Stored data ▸
>> START
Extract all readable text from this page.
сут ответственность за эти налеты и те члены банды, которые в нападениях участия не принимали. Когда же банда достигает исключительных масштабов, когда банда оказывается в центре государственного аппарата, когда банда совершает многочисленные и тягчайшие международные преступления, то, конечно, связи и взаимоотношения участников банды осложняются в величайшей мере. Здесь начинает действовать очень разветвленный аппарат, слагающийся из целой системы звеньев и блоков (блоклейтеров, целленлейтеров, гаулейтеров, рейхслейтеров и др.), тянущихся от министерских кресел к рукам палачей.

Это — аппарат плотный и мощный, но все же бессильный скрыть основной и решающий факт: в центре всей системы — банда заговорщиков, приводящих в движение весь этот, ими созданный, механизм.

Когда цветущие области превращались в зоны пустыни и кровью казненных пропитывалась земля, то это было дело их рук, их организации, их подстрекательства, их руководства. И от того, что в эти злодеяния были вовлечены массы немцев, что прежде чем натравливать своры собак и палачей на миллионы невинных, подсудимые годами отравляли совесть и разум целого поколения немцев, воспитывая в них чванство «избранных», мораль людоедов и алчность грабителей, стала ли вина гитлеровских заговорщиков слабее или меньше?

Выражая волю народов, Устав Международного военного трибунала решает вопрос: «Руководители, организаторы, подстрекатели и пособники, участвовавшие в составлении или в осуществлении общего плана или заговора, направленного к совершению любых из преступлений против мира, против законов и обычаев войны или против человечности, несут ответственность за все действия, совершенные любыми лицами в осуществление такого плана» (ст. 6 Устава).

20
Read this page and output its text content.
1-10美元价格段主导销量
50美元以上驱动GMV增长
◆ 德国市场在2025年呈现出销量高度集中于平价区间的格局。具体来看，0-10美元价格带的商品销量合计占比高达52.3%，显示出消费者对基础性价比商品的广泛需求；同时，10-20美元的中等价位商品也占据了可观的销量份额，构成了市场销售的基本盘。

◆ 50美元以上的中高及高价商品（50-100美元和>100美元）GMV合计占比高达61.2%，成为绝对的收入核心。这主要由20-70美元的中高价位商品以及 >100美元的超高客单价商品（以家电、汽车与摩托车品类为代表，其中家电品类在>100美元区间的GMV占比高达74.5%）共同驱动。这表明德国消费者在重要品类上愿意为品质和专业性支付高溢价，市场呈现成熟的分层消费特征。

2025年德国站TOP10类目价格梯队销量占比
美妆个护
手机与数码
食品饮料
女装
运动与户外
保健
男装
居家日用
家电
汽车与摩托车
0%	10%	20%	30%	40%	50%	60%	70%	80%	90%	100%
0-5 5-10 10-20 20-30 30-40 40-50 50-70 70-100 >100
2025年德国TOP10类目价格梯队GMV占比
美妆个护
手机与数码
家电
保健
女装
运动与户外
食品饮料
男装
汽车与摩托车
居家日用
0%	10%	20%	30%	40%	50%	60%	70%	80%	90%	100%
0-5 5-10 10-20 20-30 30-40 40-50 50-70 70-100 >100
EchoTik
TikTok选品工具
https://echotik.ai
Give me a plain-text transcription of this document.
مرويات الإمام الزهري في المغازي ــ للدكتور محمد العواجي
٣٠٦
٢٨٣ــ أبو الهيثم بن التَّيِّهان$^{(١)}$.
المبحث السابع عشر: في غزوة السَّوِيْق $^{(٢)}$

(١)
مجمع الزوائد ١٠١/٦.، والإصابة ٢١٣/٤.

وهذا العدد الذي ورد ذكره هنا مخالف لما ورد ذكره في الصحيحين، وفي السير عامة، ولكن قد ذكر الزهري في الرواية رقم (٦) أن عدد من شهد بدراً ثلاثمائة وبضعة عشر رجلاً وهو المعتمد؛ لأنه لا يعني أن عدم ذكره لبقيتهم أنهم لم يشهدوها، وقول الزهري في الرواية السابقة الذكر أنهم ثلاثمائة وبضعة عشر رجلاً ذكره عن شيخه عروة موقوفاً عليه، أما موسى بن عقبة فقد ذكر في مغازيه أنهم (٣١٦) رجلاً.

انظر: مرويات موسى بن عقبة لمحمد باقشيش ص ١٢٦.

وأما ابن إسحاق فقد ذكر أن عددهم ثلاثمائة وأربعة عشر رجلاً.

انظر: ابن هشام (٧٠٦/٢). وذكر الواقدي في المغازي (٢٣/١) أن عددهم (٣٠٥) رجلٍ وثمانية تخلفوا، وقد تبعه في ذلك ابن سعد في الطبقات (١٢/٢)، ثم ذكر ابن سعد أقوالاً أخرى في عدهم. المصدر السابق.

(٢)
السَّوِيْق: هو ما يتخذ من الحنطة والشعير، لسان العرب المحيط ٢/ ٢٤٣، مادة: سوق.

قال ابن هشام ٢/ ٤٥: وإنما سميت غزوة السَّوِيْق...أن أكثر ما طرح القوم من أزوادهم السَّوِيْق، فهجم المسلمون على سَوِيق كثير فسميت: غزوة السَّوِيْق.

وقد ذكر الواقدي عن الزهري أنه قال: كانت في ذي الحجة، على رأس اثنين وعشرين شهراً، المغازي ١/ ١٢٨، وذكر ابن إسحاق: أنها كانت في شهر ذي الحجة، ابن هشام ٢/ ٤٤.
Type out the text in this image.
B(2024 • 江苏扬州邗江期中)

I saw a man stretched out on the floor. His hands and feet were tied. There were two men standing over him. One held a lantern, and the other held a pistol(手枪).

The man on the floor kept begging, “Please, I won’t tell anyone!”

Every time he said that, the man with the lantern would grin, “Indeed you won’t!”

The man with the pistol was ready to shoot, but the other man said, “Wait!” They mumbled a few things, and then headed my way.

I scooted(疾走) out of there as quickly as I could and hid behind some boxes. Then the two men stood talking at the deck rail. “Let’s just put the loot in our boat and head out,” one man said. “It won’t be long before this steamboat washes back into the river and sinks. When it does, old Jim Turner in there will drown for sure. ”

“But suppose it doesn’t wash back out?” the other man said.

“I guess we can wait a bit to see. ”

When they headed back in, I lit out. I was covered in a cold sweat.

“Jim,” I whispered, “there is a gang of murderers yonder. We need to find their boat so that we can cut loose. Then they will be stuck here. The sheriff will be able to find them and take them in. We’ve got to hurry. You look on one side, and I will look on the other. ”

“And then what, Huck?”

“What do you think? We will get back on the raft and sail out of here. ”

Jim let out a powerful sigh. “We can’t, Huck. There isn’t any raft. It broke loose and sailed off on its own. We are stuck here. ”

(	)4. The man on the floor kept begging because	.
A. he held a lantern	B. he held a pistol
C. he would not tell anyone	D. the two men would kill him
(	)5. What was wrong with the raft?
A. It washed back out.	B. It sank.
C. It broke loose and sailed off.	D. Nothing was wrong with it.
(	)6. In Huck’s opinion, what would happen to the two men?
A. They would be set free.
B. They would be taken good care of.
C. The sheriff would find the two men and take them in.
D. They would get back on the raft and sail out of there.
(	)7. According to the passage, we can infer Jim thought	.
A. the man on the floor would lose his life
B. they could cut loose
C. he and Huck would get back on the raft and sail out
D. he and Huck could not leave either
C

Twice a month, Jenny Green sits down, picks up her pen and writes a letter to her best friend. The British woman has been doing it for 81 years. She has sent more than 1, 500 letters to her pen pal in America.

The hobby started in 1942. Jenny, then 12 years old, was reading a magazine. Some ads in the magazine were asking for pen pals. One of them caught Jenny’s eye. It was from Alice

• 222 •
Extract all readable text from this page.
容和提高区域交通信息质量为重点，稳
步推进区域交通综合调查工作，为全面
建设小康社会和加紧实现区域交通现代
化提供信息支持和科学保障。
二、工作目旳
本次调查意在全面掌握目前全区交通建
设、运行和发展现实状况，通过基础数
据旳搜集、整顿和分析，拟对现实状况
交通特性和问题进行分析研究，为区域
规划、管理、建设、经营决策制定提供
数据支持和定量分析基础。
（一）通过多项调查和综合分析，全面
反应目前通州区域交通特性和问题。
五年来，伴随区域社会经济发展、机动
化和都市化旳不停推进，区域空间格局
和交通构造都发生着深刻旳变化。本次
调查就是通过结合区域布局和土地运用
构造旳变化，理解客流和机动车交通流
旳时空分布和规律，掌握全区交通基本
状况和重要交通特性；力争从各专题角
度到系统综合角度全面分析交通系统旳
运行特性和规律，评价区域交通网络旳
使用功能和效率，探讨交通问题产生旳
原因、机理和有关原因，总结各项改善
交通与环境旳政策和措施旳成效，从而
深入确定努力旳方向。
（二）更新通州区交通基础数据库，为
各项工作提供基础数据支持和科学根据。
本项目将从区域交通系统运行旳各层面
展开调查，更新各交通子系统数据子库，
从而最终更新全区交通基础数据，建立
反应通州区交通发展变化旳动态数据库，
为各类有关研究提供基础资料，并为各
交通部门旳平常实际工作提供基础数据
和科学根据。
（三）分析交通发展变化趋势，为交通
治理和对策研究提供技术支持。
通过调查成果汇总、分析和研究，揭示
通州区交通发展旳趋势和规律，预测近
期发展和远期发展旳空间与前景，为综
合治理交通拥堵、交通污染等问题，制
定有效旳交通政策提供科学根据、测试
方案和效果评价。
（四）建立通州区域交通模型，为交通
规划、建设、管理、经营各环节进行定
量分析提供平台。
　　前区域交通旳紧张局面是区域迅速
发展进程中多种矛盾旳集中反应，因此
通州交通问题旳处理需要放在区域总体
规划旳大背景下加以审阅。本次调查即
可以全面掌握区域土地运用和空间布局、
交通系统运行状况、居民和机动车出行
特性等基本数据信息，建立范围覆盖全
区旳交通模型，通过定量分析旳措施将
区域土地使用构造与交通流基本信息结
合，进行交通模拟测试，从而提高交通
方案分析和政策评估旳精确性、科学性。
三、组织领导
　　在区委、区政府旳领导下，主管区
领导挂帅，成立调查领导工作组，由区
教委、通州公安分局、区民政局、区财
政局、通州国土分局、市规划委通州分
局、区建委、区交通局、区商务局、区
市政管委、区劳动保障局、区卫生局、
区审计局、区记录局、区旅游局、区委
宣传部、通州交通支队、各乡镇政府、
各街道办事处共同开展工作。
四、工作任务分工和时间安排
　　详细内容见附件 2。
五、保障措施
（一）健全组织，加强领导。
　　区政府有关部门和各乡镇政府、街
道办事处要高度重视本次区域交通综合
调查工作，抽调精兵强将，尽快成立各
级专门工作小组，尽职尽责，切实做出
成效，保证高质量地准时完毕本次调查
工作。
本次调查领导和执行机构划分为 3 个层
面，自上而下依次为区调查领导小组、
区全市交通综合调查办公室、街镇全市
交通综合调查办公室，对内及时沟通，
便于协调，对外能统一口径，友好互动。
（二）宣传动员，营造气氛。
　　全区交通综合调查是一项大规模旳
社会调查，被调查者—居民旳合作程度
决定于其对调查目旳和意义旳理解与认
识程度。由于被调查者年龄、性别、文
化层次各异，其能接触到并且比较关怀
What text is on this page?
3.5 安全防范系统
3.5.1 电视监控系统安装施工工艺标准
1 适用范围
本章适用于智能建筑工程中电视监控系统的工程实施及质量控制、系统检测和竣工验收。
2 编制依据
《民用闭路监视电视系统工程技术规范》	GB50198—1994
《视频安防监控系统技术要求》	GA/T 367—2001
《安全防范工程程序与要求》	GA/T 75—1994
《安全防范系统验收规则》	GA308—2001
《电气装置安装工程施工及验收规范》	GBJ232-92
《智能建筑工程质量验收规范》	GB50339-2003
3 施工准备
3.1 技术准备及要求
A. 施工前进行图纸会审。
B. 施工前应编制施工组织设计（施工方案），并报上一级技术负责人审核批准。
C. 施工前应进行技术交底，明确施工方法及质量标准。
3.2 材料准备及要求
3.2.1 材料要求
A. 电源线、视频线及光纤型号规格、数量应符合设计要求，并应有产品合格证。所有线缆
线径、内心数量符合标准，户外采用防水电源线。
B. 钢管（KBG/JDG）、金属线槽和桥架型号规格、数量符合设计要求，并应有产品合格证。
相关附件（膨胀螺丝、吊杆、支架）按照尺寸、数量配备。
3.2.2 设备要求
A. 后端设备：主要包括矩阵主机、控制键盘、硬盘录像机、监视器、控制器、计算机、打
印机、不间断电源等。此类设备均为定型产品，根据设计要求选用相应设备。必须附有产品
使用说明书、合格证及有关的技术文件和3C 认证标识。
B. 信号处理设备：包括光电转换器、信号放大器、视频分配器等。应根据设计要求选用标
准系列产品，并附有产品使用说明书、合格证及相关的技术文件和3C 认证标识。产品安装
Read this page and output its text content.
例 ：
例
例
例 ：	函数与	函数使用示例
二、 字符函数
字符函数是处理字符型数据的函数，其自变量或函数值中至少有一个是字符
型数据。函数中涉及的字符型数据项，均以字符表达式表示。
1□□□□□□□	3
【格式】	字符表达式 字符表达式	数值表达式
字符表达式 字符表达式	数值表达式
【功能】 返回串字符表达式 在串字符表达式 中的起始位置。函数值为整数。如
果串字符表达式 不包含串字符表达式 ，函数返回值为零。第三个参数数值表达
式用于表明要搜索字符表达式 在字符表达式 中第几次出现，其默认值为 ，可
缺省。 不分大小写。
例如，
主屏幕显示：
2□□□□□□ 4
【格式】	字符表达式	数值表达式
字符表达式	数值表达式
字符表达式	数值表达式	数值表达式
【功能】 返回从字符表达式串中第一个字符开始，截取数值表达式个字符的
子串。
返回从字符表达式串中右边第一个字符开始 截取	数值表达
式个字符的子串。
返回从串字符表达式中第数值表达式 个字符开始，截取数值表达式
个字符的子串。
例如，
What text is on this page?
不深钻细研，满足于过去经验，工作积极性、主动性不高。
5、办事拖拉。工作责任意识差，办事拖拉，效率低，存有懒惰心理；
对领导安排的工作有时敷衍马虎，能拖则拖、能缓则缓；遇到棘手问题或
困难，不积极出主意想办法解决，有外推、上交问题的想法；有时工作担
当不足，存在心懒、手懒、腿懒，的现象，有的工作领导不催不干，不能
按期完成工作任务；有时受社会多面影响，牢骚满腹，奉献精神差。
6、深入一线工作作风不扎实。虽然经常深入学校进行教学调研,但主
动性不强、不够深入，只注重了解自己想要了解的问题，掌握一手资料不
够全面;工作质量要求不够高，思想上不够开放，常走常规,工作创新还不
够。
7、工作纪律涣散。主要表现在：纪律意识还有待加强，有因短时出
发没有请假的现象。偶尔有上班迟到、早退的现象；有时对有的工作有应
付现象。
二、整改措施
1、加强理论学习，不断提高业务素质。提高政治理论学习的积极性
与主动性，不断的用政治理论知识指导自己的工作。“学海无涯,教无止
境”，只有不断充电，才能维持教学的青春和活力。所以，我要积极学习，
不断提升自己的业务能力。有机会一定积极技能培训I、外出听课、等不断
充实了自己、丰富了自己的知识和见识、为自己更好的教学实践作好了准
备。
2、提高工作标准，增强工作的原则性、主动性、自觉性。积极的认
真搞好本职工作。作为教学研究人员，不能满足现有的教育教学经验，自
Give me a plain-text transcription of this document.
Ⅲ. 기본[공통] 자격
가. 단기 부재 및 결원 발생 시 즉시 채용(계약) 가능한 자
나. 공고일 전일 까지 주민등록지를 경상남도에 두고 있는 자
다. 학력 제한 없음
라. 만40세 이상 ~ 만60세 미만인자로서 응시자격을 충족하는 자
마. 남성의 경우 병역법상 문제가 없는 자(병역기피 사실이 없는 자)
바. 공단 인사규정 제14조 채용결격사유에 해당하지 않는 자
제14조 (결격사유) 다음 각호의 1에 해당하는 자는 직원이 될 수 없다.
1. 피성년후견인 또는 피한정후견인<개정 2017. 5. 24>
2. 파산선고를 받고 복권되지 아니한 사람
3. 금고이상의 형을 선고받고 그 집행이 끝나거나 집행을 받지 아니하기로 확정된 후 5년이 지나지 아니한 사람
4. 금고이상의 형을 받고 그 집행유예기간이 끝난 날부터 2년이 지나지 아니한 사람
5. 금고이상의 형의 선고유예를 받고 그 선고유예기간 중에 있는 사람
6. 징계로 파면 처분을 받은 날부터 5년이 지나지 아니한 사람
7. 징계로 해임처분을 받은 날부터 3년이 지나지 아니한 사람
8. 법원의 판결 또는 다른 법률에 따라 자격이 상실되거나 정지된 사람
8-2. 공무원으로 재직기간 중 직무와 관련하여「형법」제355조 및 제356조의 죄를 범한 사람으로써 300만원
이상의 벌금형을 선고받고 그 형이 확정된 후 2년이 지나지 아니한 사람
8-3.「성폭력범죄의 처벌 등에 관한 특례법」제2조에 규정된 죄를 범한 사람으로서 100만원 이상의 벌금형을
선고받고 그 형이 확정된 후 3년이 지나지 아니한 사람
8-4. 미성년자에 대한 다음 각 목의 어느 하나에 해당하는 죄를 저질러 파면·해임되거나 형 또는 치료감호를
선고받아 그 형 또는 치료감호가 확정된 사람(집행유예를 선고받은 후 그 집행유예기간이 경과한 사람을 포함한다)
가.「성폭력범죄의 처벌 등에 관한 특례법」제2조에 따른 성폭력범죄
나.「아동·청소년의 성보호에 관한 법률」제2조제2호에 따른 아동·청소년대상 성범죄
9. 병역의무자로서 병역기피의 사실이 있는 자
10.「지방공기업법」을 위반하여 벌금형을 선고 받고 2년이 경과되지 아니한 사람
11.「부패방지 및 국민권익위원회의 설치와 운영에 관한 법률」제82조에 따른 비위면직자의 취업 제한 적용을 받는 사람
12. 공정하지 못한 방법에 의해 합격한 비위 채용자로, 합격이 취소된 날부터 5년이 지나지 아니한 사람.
>> END
Goal of the exercise ▸ Only the number is wanted: how many lines of these entries contain the string "sheriff"?

Exercise answer ▸ 2